TASK GOAL: Each line that holds the word "NOAA" counts once. Give the total number of such lines and nothing else.

━━ THE DATA ━━

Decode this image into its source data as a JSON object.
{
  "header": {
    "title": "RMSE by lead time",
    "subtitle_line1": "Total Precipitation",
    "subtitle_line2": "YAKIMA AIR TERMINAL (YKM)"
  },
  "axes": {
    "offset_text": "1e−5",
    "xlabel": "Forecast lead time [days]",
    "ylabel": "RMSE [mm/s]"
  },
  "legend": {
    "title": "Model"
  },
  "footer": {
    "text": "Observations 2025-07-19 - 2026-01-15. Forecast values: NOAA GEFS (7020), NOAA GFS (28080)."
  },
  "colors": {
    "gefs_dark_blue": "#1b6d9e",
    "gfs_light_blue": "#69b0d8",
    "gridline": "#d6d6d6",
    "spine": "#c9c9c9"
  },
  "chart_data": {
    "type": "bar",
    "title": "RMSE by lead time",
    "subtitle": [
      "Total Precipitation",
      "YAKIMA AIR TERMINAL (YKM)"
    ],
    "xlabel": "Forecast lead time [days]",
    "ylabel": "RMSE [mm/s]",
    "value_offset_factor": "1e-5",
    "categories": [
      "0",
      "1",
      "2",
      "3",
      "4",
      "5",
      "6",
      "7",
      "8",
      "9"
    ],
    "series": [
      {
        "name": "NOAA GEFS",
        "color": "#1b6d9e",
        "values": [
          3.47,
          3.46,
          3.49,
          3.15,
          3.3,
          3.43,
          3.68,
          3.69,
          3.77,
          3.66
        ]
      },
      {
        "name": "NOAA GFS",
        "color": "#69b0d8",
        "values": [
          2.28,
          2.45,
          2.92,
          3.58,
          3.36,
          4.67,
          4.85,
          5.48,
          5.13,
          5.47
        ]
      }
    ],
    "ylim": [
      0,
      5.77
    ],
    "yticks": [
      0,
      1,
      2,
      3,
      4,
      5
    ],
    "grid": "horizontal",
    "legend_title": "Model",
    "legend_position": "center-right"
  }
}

━━━
━━ THE DATA ━━

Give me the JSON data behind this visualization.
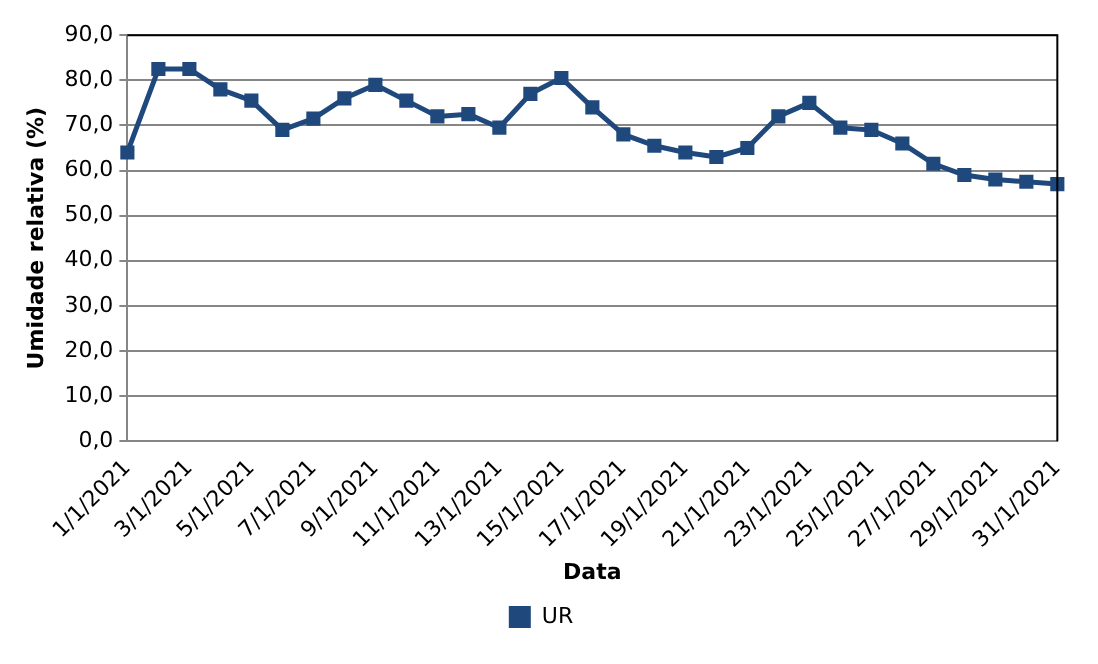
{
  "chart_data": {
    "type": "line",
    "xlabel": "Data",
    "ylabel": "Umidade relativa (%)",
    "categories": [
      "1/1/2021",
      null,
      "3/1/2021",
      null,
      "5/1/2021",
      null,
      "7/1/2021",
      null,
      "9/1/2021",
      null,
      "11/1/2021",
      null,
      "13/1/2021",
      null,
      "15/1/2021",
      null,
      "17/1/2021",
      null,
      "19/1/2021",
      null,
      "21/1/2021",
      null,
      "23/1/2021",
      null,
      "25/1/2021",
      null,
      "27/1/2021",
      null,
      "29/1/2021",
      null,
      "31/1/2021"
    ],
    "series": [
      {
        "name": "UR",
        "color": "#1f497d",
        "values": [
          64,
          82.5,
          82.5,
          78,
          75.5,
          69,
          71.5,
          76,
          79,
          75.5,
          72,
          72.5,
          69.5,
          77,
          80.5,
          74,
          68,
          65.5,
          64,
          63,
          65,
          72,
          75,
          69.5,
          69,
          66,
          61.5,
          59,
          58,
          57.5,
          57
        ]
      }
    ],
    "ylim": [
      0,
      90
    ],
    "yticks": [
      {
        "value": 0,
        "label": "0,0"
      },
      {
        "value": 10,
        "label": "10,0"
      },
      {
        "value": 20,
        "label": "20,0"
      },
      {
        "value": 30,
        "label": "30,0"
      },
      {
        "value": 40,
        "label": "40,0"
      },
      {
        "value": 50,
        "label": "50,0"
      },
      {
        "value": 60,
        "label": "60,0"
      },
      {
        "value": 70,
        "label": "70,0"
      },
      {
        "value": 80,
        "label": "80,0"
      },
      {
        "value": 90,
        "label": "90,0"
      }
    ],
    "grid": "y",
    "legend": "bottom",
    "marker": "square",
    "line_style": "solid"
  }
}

━━━

RESPONSE TO THIS EXERCISE: 3